### Raw data

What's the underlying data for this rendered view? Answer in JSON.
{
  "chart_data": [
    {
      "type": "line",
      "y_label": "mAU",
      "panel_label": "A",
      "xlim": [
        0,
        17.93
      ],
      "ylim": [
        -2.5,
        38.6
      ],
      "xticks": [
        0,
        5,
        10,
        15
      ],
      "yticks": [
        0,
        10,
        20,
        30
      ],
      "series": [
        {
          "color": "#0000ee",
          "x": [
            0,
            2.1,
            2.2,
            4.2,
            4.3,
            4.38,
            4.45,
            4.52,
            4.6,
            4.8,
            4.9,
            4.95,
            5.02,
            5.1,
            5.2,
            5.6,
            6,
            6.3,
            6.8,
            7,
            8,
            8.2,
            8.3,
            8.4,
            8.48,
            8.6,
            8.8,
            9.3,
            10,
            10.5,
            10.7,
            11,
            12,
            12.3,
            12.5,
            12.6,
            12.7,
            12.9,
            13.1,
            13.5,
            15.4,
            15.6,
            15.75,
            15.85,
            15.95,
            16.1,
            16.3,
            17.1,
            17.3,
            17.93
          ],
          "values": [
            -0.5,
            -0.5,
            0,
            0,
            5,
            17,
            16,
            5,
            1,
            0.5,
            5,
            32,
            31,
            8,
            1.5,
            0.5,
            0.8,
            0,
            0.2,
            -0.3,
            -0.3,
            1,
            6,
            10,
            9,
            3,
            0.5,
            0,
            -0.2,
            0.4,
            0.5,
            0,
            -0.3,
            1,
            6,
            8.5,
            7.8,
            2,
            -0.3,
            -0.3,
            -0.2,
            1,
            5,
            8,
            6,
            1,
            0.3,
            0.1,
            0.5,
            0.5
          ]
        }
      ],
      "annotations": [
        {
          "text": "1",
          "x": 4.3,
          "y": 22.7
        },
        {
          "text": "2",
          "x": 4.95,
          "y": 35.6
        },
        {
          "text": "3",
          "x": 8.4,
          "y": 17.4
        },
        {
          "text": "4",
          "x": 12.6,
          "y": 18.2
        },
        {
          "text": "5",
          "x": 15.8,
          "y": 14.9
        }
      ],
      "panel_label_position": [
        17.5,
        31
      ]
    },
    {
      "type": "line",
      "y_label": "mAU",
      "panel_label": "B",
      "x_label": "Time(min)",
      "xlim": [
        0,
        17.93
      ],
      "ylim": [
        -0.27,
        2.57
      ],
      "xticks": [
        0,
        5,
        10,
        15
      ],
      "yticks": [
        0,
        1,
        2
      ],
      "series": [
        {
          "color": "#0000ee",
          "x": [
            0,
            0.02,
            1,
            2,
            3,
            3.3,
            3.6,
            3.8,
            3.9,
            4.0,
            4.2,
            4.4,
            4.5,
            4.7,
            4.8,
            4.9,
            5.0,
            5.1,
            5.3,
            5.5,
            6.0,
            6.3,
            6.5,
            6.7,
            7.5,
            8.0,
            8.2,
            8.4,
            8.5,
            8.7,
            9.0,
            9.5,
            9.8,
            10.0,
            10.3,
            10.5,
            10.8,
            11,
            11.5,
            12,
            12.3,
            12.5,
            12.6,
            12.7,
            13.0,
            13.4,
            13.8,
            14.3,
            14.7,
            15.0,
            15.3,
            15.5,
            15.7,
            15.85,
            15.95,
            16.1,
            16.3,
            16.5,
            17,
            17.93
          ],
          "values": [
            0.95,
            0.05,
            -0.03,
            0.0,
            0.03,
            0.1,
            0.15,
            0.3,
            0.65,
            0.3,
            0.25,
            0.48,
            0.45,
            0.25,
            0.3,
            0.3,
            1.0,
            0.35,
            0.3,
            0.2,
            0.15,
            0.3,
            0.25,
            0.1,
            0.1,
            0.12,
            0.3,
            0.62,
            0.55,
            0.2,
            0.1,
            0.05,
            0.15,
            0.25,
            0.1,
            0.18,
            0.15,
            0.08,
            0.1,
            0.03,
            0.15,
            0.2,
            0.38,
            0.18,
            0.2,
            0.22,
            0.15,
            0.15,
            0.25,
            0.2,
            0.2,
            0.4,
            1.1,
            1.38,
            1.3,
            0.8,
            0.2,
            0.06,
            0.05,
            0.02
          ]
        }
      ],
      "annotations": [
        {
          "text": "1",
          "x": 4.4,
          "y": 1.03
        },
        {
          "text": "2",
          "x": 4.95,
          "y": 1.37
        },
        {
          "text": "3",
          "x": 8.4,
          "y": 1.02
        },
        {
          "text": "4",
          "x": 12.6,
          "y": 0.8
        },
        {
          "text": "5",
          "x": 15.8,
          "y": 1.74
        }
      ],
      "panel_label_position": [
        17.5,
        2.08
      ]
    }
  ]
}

######

Task description: Repeat the data verbatim.

Reply:
What's the underlying data for this rendered view? Answer in JSON.
{
  "chart_data": [
    {
      "type": "line",
      "y_label": "mAU",
      "panel_label": "A",
      "xlim": [
        0,
        17.93
      ],
      "ylim": [
        -2.5,
        38.6
      ],
      "xticks": [
        0,
        5,
        10,
        15
      ],
      "yticks": [
        0,
        10,
        20,
        30
      ],
      "series": [
        {
          "color": "#0000ee",
          "x": [
            0,
            2.1,
            2.2,
            4.2,
            4.3,
            4.38,
            4.45,
            4.52,
            4.6,
            4.8,
            4.9,
            4.95,
            5.02,
            5.1,
            5.2,
            5.6,
            6,
            6.3,
            6.8,
            7,
            8,
            8.2,
            8.3,
            8.4,
            8.48,
            8.6,
            8.8,
            9.3,
            10,
            10.5,
            10.7,
            11,
            12,
            12.3,
            12.5,
            12.6,
            12.7,
            12.9,
            13.1,
            13.5,
            15.4,
            15.6,
            15.75,
            15.85,
            15.95,
            16.1,
            16.3,
            17.1,
            17.3,
            17.93
          ],
          "values": [
            -0.5,
            -0.5,
            0,
            0,
            5,
            17,
            16,
            5,
            1,
            0.5,
            5,
            32,
            31,
            8,
            1.5,
            0.5,
            0.8,
            0,
            0.2,
            -0.3,
            -0.3,
            1,
            6,
            10,
            9,
            3,
            0.5,
            0,
            -0.2,
            0.4,
            0.5,
            0,
            -0.3,
            1,
            6,
            8.5,
            7.8,
            2,
            -0.3,
            -0.3,
            -0.2,
            1,
            5,
            8,
            6,
            1,
            0.3,
            0.1,
            0.5,
            0.5
          ]
        }
      ],
      "annotations": [
        {
          "text": "1",
          "x": 4.3,
          "y": 22.7
        },
        {
          "text": "2",
          "x": 4.95,
          "y": 35.6
        },
        {
          "text": "3",
          "x": 8.4,
          "y": 17.4
        },
        {
          "text": "4",
          "x": 12.6,
          "y": 18.2
        },
        {
          "text": "5",
          "x": 15.8,
          "y": 14.9
        }
      ],
      "panel_label_position": [
        17.5,
        31
      ]
    },
    {
      "type": "line",
      "y_label": "mAU",
      "panel_label": "B",
      "x_label": "Time(min)",
      "xlim": [
        0,
        17.93
      ],
      "ylim": [
        -0.27,
        2.57
      ],
      "xticks": [
        0,
        5,
        10,
        15
      ],
      "yticks": [
        0,
        1,
        2
      ],
      "series": [
        {
          "color": "#0000ee",
          "x": [
            0,
            0.02,
            1,
            2,
            3,
            3.3,
            3.6,
            3.8,
            3.9,
            4.0,
            4.2,
            4.4,
            4.5,
            4.7,
            4.8,
            4.9,
            5.0,
            5.1,
            5.3,
            5.5,
            6.0,
            6.3,
            6.5,
            6.7,
            7.5,
            8.0,
            8.2,
            8.4,
            8.5,
            8.7,
            9.0,
            9.5,
            9.8,
            10.0,
            10.3,
            10.5,
            10.8,
            11,
            11.5,
            12,
            12.3,
            12.5,
            12.6,
            12.7,
            13.0,
            13.4,
            13.8,
            14.3,
            14.7,
            15.0,
            15.3,
            15.5,
            15.7,
            15.85,
            15.95,
            16.1,
            16.3,
            16.5,
            17,
            17.93
          ],
          "values": [
            0.95,
            0.05,
            -0.03,
            0.0,
            0.03,
            0.1,
            0.15,
            0.3,
            0.65,
            0.3,
            0.25,
            0.48,
            0.45,
            0.25,
            0.3,
            0.3,
            1.0,
            0.35,
            0.3,
            0.2,
            0.15,
            0.3,
            0.25,
            0.1,
            0.1,
            0.12,
            0.3,
            0.62,
            0.55,
            0.2,
            0.1,
            0.05,
            0.15,
            0.25,
            0.1,
            0.18,
            0.15,
            0.08,
            0.1,
            0.03,
            0.15,
            0.2,
            0.38,
            0.18,
            0.2,
            0.22,
            0.15,
            0.15,
            0.25,
            0.2,
            0.2,
            0.4,
            1.1,
            1.38,
            1.3,
            0.8,
            0.2,
            0.06,
            0.05,
            0.02
          ]
        }
      ],
      "annotations": [
        {
          "text": "1",
          "x": 4.4,
          "y": 1.03
        },
        {
          "text": "2",
          "x": 4.95,
          "y": 1.37
        },
        {
          "text": "3",
          "x": 8.4,
          "y": 1.02
        },
        {
          "text": "4",
          "x": 12.6,
          "y": 0.8
        },
        {
          "text": "5",
          "x": 15.8,
          "y": 1.74
        }
      ],
      "panel_label_position": [
        17.5,
        2.08
      ]
    }
  ]
}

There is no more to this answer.